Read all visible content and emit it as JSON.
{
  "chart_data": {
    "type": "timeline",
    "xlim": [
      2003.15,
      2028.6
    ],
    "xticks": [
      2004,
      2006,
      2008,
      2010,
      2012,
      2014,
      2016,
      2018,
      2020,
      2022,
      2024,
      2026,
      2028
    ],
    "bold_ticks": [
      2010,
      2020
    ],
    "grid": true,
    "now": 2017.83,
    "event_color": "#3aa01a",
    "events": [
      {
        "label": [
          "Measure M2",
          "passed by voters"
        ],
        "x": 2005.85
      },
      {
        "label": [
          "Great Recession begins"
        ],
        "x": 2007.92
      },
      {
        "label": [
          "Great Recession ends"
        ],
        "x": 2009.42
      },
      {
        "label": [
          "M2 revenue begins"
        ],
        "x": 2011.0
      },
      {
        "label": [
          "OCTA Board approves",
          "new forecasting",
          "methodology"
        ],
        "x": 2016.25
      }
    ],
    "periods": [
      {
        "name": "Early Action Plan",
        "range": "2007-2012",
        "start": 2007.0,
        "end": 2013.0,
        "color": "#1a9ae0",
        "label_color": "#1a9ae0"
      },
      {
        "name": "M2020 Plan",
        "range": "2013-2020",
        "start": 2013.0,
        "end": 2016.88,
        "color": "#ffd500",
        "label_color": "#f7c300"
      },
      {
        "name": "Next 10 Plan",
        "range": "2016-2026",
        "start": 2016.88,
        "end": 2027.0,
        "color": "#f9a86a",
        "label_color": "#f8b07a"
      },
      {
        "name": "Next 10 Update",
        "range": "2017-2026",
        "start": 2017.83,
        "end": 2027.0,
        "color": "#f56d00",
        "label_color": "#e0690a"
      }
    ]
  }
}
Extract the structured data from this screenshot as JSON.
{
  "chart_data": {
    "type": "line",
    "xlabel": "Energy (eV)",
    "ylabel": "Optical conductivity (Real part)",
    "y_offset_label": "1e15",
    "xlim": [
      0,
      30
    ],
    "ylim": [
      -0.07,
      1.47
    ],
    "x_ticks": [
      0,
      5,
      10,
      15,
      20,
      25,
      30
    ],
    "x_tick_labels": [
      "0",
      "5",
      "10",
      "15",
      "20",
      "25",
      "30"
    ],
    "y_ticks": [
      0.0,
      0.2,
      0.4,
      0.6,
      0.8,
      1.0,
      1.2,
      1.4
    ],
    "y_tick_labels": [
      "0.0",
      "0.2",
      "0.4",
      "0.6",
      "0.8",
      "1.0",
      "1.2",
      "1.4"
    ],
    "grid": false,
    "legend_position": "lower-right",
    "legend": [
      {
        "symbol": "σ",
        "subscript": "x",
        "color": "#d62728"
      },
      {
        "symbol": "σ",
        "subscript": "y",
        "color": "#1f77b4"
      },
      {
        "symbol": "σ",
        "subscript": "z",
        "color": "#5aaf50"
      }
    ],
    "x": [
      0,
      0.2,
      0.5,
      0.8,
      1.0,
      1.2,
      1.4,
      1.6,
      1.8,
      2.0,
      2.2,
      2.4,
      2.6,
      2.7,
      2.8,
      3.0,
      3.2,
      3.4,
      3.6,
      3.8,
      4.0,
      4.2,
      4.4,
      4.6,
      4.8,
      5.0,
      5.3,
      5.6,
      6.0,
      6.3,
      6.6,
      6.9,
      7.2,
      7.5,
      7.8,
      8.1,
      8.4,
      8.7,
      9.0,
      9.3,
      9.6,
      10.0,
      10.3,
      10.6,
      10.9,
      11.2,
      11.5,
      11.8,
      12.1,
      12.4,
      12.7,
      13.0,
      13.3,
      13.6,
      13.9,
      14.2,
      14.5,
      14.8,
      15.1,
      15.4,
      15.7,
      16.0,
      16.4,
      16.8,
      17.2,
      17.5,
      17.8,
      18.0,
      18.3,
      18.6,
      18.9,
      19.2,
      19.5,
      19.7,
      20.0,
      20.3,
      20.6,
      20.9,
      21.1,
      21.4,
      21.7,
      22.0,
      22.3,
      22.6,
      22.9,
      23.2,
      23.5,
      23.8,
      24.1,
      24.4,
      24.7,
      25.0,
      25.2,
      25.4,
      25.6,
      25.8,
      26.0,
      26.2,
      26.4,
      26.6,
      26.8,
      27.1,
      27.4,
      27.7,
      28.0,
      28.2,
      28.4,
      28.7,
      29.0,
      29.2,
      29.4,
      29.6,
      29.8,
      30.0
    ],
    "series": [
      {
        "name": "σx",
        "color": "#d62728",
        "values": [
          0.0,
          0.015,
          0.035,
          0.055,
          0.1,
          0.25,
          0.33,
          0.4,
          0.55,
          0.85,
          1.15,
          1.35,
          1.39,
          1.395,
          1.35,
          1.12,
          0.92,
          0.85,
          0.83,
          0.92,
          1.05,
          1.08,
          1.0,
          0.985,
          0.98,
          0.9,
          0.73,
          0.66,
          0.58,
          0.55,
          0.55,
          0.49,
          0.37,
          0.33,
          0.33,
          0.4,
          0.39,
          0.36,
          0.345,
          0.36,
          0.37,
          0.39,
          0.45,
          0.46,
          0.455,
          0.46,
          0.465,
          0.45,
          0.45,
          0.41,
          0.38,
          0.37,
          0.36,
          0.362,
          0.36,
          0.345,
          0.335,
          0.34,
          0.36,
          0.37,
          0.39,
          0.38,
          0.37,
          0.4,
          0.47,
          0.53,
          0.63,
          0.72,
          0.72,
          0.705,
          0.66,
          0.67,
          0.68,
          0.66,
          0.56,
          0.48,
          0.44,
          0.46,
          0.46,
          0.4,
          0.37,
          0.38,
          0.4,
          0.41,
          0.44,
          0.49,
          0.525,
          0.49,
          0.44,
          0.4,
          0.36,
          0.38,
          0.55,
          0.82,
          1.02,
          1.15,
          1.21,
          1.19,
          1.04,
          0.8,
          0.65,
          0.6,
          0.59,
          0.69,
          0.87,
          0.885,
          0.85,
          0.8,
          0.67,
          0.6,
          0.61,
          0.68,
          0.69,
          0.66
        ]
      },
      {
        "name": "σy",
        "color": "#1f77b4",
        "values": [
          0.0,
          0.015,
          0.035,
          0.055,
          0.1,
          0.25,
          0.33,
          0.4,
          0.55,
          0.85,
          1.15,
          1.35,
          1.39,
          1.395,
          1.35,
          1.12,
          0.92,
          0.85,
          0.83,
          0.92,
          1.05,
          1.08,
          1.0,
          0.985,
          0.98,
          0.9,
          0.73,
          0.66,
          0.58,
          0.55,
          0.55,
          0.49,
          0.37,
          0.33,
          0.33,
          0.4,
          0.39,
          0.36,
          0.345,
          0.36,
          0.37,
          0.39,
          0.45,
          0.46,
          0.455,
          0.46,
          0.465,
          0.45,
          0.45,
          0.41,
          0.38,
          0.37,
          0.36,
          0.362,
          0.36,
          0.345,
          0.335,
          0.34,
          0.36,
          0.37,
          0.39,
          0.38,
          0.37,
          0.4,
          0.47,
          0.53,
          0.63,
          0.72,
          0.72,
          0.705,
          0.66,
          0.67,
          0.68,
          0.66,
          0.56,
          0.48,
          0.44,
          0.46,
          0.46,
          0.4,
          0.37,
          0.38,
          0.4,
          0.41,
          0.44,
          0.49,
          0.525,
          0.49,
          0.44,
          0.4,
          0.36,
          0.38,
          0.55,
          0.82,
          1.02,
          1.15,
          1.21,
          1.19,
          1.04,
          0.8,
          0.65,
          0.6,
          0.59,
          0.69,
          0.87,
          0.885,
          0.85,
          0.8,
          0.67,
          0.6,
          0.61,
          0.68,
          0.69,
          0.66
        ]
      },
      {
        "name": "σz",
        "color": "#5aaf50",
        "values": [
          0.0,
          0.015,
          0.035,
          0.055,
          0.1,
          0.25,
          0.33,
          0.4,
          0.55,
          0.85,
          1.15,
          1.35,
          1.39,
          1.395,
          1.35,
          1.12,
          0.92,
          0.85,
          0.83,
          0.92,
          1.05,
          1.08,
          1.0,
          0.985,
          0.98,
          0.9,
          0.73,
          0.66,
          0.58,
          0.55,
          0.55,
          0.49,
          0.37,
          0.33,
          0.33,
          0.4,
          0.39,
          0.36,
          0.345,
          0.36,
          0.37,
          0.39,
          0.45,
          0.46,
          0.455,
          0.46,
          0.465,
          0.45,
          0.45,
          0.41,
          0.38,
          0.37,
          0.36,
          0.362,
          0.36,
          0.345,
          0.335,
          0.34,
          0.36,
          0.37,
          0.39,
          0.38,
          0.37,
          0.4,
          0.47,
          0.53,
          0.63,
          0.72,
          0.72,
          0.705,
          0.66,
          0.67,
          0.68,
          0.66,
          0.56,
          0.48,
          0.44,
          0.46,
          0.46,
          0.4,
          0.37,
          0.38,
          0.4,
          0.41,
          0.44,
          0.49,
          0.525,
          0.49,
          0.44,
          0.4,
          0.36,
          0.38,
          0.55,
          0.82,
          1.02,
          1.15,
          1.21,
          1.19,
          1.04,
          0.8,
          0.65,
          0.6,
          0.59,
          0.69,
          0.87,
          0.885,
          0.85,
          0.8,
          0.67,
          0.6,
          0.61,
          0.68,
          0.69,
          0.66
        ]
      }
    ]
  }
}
----
## WHAT IS EXPECTED
Exactly how many lines in the data above contain the word "Next"? Respond with the number and nothing more.

## RIGHT ANSWER
2